··· Entries ···
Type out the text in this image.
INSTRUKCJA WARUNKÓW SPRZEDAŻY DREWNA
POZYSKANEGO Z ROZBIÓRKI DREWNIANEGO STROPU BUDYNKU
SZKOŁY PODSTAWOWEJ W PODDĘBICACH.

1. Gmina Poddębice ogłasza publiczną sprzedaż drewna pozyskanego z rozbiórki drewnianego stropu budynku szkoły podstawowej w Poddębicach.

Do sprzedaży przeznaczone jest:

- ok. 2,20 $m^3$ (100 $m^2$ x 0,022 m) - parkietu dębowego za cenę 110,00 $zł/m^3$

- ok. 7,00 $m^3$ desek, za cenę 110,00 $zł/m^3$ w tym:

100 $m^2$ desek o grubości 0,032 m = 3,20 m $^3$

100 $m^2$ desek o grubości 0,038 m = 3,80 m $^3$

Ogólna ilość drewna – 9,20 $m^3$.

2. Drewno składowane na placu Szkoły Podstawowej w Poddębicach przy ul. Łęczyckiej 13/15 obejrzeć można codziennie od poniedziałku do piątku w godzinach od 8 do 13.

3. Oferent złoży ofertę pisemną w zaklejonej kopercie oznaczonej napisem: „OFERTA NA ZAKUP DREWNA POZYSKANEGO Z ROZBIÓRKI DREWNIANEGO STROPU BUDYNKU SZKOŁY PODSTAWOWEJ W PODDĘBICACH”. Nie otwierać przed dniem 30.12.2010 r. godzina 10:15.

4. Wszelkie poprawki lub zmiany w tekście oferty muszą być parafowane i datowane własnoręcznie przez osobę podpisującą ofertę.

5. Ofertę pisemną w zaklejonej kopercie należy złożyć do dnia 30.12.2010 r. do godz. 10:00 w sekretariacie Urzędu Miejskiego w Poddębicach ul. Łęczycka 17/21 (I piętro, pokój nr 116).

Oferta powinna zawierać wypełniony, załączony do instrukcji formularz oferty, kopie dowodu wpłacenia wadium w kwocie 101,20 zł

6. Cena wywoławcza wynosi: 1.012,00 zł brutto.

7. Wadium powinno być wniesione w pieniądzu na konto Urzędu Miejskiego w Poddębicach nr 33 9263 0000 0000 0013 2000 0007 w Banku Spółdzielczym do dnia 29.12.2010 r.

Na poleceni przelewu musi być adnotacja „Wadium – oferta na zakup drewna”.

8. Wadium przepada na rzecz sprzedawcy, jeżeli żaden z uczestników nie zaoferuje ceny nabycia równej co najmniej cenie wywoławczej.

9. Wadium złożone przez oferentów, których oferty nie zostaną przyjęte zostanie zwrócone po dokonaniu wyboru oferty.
···
··· Entries ···
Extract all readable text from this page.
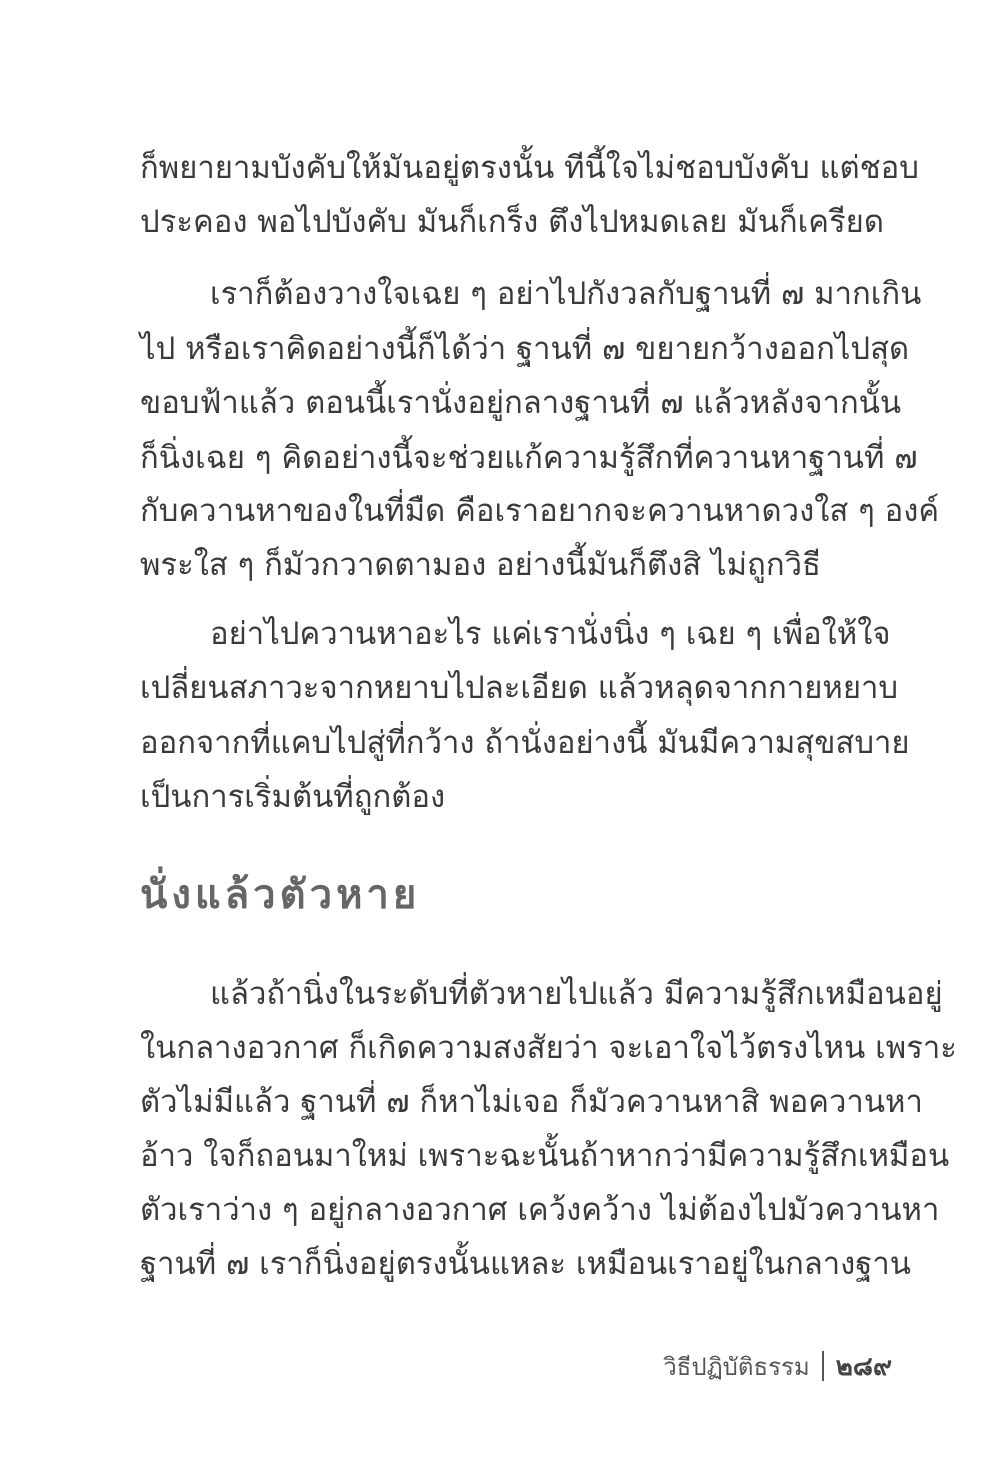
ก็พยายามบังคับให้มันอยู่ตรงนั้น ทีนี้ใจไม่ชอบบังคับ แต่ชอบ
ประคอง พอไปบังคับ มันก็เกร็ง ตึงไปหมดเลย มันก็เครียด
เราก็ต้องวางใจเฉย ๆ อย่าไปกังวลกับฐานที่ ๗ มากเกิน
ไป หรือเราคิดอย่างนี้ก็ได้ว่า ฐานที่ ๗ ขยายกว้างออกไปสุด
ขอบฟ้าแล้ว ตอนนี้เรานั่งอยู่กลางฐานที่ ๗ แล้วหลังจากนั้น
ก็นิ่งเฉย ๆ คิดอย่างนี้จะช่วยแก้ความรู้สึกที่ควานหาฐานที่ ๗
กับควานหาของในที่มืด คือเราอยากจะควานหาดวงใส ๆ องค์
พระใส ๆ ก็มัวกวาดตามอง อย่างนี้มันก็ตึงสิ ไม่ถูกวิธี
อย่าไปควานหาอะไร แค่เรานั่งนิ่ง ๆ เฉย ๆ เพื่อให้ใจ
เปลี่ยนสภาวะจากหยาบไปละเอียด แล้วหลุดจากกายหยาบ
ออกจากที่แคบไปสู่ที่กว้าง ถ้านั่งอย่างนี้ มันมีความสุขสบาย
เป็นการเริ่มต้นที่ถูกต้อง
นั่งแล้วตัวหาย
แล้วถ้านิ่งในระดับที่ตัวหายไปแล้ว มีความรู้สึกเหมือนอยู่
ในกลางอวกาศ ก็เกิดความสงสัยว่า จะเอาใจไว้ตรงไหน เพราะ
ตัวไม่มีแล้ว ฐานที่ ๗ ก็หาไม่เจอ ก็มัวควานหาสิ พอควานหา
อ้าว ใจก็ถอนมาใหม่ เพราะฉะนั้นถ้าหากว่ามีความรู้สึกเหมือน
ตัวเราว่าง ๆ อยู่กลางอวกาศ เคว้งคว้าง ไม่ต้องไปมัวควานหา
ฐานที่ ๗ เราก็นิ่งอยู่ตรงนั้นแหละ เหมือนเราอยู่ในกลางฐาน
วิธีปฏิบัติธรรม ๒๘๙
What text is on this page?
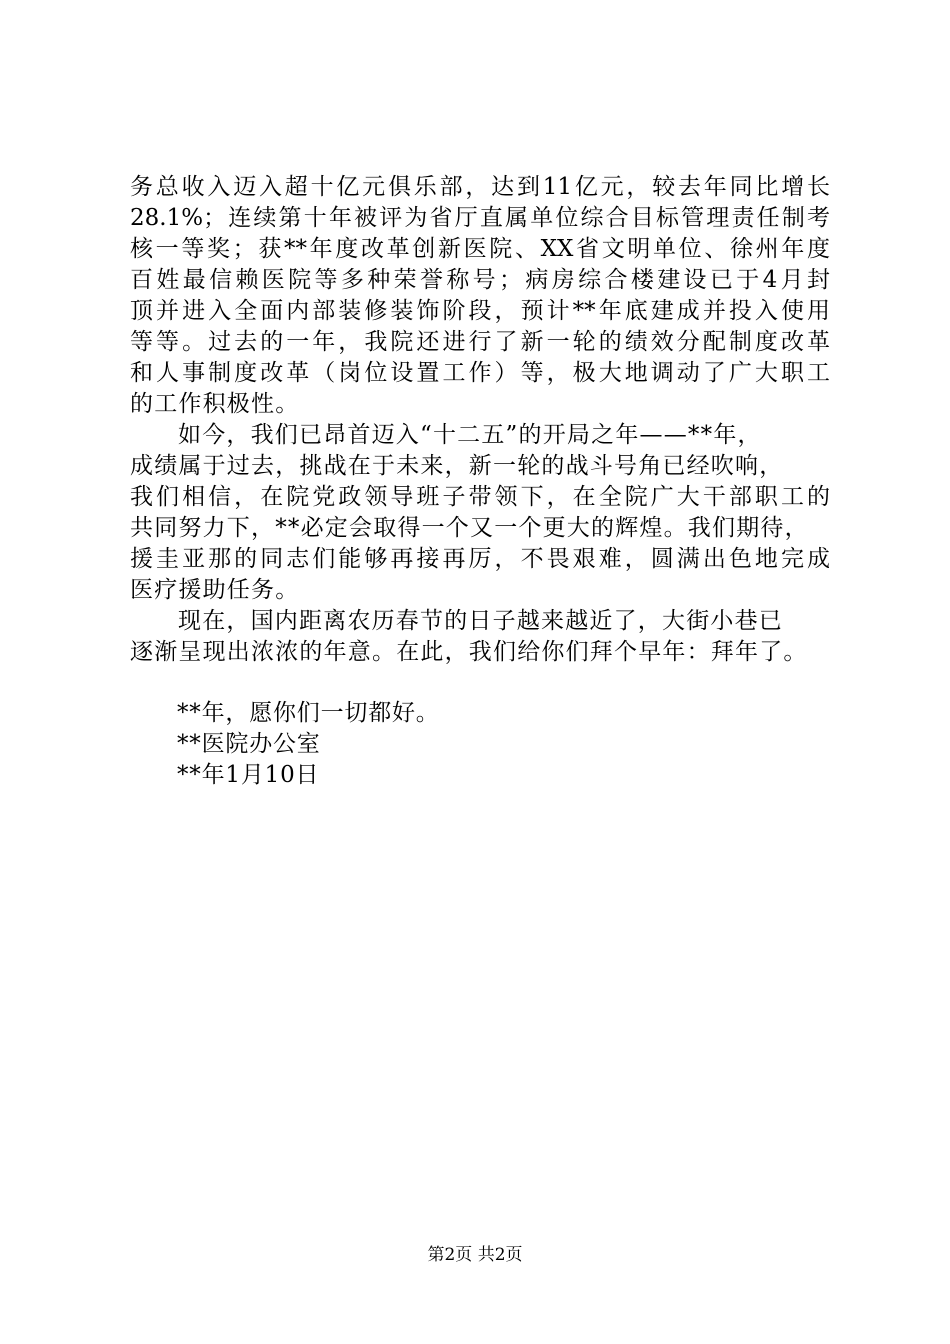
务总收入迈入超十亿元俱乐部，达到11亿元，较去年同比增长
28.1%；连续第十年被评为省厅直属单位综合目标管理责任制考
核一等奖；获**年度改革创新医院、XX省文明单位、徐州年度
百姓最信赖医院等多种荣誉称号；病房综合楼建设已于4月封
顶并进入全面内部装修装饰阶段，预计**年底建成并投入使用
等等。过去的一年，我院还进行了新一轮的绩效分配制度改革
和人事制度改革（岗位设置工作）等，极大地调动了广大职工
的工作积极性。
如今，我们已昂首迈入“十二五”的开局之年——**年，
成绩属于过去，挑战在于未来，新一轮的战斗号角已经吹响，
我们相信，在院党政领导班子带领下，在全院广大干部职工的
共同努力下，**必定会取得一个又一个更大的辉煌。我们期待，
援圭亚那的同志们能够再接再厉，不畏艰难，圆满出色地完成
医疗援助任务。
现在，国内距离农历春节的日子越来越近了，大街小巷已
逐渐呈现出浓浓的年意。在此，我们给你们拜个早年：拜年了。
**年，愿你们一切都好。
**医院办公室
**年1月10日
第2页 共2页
···
··· Entries ···
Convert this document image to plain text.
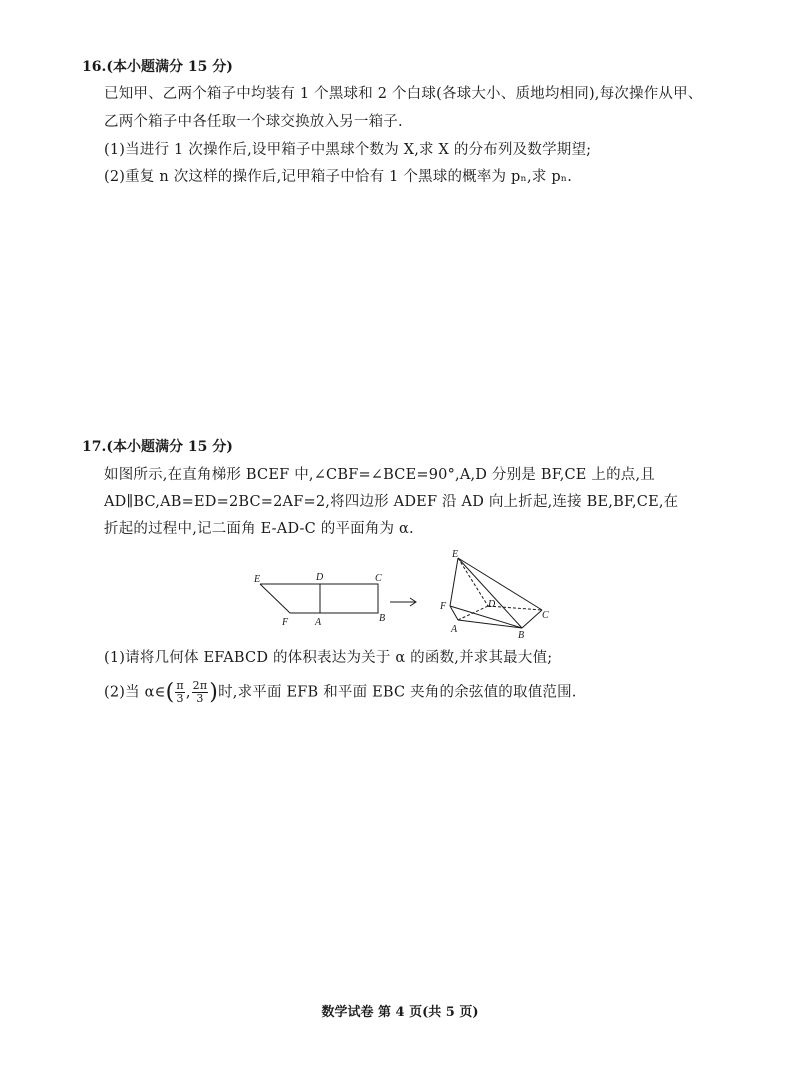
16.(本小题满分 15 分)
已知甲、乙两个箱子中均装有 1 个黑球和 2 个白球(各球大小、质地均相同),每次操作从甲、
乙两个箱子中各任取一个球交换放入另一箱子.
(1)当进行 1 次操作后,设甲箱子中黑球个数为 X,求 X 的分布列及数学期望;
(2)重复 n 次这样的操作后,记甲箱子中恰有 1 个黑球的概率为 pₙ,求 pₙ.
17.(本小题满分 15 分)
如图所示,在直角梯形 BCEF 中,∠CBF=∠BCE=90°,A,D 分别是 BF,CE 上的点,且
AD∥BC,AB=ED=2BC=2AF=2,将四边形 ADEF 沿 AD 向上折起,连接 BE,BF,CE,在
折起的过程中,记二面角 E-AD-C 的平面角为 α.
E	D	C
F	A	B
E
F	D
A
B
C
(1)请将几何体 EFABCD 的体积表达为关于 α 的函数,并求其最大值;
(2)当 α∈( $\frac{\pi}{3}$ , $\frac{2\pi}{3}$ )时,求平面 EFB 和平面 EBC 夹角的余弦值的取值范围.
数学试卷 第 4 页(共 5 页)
···
Required task:
Report only how many lines in the records contain the word "image".

Task output:
2